*Exercise prompt*
For the records below, report how many lines include "prevent", with no accompanying text.

*Data for analysis*
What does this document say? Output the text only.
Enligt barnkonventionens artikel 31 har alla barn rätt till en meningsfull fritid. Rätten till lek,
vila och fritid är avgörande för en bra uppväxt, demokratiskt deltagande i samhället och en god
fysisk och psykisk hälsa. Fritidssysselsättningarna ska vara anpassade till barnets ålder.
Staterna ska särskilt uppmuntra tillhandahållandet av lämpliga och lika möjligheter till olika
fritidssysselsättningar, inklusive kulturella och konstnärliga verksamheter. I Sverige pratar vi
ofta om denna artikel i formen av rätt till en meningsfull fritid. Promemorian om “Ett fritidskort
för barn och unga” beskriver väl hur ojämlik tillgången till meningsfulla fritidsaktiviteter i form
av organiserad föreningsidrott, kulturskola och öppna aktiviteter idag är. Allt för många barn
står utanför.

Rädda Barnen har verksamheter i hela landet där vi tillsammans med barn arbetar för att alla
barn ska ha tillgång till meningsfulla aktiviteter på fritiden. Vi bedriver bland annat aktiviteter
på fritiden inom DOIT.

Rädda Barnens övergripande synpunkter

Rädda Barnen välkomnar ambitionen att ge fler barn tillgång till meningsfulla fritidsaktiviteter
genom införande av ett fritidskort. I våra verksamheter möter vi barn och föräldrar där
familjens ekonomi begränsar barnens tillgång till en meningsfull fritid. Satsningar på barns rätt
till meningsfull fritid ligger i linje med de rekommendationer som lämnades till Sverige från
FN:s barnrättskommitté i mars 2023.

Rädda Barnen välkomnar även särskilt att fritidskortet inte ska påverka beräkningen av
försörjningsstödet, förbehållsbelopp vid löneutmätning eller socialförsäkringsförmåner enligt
==
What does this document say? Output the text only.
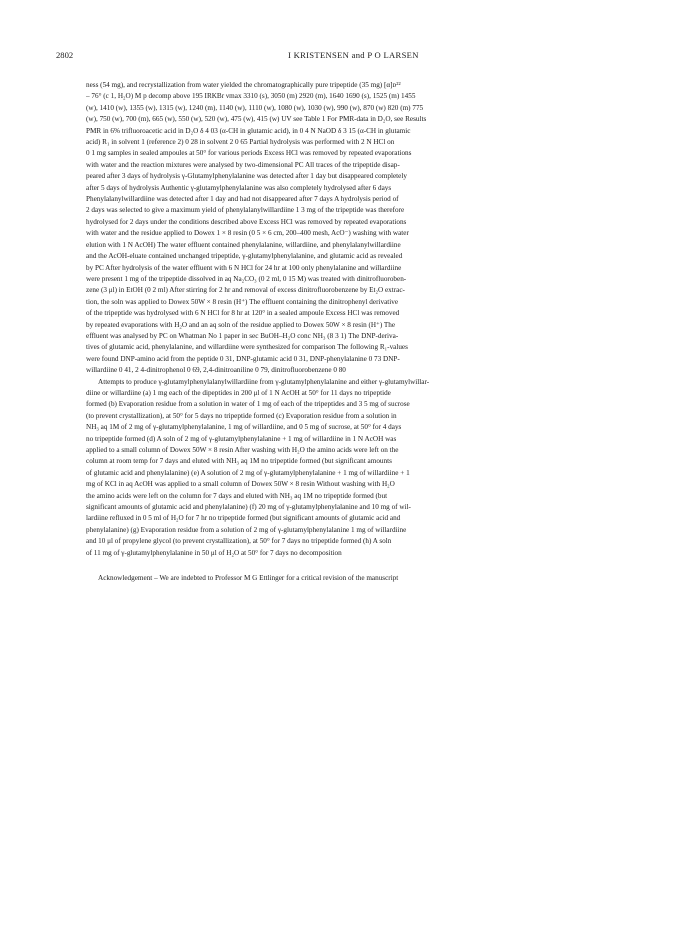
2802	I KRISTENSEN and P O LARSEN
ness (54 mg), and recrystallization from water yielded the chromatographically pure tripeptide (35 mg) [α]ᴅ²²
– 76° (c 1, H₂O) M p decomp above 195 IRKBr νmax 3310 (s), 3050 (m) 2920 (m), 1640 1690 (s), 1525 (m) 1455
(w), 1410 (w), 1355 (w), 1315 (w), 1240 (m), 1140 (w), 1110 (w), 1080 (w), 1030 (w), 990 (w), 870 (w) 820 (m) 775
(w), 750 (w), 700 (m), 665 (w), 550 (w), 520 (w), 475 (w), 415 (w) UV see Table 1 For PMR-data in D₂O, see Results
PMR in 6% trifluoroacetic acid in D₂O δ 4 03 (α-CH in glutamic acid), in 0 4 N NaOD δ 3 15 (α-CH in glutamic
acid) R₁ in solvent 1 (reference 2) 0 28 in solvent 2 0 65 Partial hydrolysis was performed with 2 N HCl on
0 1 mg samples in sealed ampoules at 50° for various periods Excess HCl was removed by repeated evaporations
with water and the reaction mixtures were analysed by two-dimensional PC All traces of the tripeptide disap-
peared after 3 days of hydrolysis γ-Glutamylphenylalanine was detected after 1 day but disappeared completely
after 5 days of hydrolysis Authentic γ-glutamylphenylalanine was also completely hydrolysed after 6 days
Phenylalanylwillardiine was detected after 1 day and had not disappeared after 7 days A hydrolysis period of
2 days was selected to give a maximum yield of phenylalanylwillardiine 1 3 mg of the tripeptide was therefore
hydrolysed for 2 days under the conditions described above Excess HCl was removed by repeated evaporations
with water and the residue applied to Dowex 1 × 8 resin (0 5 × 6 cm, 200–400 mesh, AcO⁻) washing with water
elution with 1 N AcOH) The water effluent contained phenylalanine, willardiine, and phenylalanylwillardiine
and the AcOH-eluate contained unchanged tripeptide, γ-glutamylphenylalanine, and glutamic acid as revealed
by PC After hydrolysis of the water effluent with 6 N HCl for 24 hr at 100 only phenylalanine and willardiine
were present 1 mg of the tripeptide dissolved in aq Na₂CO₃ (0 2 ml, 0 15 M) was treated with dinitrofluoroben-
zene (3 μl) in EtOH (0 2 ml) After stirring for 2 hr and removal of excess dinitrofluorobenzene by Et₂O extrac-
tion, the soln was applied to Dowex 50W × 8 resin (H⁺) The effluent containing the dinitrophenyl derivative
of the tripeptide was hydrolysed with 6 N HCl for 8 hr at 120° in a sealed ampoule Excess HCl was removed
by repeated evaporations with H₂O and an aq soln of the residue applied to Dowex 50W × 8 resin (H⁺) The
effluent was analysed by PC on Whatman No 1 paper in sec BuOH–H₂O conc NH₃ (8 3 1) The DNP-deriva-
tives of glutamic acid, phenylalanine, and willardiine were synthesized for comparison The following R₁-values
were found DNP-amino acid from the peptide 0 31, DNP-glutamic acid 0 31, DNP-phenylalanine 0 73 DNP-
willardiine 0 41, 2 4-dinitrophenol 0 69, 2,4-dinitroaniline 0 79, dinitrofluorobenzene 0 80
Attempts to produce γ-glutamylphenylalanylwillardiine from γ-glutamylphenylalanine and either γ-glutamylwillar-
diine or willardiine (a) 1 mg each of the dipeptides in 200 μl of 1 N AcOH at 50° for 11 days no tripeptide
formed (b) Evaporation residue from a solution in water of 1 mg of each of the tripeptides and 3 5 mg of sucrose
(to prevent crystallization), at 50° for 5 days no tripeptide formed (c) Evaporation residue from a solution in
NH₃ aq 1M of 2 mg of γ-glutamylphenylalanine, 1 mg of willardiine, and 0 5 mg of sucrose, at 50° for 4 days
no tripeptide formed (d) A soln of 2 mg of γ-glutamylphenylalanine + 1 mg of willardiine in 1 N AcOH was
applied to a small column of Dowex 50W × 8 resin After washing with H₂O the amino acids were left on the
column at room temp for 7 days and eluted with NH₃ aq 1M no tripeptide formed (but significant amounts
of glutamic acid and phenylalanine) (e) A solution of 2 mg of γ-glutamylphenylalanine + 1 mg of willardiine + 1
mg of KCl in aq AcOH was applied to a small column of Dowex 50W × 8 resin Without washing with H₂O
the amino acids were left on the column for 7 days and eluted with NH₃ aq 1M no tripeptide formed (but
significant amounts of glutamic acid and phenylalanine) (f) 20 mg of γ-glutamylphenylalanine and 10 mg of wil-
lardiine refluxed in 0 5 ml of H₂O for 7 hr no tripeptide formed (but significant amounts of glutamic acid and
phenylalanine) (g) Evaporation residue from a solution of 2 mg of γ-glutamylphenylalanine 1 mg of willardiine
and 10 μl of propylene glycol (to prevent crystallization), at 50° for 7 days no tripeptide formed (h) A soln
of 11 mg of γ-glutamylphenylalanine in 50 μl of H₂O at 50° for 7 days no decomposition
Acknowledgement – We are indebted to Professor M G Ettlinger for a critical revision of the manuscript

*Result of this task*
2